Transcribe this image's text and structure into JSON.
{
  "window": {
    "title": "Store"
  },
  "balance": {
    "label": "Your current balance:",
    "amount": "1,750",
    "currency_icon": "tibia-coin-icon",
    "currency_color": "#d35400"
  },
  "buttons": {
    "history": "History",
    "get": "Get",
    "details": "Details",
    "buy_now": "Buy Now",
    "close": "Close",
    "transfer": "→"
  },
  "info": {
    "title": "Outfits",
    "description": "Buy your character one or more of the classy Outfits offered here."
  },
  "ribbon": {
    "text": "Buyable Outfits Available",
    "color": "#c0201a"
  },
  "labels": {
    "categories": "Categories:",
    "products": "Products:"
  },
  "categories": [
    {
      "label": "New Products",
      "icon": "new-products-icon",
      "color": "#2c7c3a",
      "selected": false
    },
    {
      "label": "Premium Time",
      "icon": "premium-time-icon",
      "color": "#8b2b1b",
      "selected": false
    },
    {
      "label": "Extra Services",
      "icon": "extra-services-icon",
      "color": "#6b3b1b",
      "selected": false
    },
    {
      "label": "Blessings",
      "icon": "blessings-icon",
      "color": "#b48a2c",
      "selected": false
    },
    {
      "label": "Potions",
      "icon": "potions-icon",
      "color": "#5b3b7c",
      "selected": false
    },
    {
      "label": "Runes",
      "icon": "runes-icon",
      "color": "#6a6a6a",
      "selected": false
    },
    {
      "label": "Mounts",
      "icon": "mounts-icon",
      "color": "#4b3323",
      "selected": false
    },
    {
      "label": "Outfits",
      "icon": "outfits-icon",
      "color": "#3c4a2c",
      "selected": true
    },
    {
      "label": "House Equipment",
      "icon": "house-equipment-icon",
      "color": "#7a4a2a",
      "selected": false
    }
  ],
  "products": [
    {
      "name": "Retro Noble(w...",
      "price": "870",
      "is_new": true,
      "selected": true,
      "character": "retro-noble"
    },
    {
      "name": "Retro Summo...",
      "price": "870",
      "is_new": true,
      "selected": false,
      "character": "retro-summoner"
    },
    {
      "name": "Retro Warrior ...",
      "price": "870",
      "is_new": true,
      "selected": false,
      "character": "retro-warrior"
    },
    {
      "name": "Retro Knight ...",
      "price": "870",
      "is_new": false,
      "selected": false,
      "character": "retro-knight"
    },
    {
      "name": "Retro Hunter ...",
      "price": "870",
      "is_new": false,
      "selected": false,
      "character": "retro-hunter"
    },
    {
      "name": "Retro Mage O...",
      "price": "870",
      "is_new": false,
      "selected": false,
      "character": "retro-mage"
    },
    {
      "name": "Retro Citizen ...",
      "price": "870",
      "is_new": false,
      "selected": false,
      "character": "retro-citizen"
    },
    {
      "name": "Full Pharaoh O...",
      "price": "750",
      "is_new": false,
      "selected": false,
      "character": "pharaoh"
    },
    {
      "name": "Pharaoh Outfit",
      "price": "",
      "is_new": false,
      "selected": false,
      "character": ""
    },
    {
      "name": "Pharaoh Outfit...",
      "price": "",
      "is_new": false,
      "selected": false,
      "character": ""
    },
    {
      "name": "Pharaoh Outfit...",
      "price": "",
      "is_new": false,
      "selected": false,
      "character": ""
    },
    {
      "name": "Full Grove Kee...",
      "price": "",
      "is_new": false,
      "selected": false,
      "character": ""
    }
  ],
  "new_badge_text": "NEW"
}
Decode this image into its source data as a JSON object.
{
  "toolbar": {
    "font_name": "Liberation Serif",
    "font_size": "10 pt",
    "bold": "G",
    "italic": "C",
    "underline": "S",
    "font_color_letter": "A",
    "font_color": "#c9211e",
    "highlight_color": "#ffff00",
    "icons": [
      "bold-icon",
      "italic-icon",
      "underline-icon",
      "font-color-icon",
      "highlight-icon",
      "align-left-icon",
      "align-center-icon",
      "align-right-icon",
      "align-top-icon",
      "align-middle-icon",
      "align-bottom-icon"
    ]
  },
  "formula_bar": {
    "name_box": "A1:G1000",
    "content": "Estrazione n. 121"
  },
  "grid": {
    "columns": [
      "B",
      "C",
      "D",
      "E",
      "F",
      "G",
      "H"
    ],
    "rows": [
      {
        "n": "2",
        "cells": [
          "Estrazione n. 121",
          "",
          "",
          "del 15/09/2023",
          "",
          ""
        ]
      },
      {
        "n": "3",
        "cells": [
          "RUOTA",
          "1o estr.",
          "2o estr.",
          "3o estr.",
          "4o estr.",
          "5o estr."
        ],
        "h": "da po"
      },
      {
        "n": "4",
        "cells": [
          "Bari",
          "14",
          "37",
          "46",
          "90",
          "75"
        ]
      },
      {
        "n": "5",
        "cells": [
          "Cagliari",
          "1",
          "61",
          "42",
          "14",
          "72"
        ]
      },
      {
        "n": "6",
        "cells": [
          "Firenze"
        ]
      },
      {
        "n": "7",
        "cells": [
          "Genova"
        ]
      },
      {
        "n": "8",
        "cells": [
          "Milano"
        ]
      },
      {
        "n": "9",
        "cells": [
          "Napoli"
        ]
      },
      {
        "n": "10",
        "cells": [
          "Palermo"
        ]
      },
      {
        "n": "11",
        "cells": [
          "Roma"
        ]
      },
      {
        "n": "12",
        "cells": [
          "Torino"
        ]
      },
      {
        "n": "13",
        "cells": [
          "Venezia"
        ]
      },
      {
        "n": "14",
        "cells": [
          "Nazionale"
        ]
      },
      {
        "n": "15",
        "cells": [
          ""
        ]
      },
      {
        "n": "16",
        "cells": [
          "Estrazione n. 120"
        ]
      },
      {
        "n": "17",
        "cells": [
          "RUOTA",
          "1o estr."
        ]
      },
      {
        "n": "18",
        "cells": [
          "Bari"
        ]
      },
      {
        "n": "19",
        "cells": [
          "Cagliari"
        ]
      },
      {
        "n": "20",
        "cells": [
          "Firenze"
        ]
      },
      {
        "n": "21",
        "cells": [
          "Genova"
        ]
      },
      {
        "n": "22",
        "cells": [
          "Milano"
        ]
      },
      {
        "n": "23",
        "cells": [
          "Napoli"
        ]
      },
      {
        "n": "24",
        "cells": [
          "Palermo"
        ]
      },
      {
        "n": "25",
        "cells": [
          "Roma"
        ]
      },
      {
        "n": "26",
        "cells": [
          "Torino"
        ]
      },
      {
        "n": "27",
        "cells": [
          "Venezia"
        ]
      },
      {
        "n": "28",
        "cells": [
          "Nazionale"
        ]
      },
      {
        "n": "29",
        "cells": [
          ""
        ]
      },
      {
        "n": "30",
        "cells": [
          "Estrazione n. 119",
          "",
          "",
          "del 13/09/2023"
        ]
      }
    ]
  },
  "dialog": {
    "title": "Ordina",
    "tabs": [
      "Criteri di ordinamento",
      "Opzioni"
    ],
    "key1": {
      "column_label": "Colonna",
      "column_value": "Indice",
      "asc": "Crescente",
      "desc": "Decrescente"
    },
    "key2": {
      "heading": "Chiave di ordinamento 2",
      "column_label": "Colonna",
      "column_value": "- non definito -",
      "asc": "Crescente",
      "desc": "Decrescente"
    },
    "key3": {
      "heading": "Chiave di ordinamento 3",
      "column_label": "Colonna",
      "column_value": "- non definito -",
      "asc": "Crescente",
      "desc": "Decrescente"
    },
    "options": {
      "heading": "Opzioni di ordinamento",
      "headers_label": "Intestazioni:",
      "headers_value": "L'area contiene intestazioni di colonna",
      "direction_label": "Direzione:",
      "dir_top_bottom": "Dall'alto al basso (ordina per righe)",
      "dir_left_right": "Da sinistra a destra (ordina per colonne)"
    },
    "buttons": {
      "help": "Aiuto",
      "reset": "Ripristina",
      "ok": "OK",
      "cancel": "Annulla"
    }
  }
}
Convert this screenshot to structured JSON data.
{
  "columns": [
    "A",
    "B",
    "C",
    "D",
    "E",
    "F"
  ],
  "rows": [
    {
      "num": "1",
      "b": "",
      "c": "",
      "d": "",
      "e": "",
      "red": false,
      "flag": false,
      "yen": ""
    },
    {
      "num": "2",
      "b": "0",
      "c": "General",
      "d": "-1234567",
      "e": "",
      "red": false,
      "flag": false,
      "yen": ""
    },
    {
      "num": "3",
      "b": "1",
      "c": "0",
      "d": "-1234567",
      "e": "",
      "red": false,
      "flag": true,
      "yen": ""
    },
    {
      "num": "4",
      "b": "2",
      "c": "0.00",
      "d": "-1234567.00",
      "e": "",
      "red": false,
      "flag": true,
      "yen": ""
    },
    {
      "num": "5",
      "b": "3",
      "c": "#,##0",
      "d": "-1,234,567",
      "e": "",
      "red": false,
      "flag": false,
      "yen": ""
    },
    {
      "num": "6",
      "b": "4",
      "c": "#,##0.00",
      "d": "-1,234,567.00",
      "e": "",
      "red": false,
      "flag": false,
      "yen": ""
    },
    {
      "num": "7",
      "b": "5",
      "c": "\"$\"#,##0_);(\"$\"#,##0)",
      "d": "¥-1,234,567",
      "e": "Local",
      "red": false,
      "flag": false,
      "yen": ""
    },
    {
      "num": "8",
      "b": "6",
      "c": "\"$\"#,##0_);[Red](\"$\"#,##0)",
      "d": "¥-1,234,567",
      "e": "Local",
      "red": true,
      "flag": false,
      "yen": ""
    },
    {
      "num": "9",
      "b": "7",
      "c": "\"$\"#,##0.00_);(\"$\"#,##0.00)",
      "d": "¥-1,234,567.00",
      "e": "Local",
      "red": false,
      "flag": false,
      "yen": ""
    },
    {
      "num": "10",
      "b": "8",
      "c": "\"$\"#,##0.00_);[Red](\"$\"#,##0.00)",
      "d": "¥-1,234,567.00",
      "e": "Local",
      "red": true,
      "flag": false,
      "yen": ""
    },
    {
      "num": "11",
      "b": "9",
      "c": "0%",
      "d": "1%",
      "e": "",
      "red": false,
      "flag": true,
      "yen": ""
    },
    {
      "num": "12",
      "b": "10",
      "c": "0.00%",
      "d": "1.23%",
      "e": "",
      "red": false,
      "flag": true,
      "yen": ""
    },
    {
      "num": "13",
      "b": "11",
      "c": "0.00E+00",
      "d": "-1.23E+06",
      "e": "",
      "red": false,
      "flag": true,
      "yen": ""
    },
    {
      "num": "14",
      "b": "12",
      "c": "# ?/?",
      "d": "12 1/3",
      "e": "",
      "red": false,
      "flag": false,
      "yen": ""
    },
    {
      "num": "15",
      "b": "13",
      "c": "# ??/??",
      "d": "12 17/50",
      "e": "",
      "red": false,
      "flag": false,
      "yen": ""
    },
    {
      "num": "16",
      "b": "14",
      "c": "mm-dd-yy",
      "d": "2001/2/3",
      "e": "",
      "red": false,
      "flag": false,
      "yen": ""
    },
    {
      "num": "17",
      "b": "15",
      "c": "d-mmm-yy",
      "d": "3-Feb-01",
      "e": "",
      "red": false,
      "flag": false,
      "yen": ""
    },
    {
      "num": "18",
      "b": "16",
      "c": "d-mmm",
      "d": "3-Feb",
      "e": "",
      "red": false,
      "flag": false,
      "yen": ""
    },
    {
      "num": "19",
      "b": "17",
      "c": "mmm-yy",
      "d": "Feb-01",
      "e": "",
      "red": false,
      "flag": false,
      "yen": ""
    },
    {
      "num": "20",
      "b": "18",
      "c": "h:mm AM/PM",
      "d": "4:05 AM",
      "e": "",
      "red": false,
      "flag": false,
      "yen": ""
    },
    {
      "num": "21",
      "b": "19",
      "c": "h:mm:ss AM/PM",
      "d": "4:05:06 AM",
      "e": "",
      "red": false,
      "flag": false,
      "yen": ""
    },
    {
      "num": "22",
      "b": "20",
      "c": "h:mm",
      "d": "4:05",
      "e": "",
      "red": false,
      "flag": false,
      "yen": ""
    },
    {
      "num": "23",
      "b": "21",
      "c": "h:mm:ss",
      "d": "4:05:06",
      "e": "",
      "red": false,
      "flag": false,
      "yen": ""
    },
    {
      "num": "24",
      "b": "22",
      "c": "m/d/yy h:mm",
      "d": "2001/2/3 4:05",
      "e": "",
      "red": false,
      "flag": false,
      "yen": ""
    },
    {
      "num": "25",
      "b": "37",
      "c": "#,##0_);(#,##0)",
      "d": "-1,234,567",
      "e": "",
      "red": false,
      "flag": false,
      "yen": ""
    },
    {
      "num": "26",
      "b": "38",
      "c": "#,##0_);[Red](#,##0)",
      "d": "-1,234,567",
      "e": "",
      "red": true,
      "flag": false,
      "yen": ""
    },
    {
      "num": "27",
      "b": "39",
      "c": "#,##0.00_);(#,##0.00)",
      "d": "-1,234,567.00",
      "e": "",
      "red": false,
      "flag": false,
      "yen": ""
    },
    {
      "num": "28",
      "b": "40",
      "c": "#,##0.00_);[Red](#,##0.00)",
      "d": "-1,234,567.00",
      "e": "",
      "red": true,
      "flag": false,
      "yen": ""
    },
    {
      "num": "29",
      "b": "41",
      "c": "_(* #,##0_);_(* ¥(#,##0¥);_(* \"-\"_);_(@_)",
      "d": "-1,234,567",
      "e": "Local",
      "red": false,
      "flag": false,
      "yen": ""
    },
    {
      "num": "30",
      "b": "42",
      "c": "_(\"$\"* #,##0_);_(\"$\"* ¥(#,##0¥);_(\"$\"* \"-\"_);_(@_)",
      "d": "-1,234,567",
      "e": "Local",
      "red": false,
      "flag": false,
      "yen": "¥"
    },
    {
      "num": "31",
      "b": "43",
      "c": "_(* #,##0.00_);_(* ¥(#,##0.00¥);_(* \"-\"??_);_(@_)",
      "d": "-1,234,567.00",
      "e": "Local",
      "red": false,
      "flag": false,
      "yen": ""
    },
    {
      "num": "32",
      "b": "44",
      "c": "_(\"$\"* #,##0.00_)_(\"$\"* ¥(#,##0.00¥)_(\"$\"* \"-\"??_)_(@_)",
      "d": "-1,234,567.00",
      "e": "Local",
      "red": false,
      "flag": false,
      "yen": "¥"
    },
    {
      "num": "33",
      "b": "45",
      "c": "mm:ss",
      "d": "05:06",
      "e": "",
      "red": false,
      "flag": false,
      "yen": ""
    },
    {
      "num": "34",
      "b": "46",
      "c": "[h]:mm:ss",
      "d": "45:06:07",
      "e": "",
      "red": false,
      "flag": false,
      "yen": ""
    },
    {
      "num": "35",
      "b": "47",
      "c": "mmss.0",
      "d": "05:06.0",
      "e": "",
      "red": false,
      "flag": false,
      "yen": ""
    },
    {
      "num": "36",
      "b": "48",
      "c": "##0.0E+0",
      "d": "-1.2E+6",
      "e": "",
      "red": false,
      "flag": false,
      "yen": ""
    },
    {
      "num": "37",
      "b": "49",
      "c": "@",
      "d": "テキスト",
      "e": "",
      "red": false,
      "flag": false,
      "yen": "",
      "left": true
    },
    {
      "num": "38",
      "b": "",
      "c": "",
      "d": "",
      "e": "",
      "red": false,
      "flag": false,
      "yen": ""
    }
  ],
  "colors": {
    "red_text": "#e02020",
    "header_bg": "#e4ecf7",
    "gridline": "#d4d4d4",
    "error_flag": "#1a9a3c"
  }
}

==*==

Gather from the records above every line containing the string "balance".

* **Right answer**
  "balance": {
    "label": "Your current balance:",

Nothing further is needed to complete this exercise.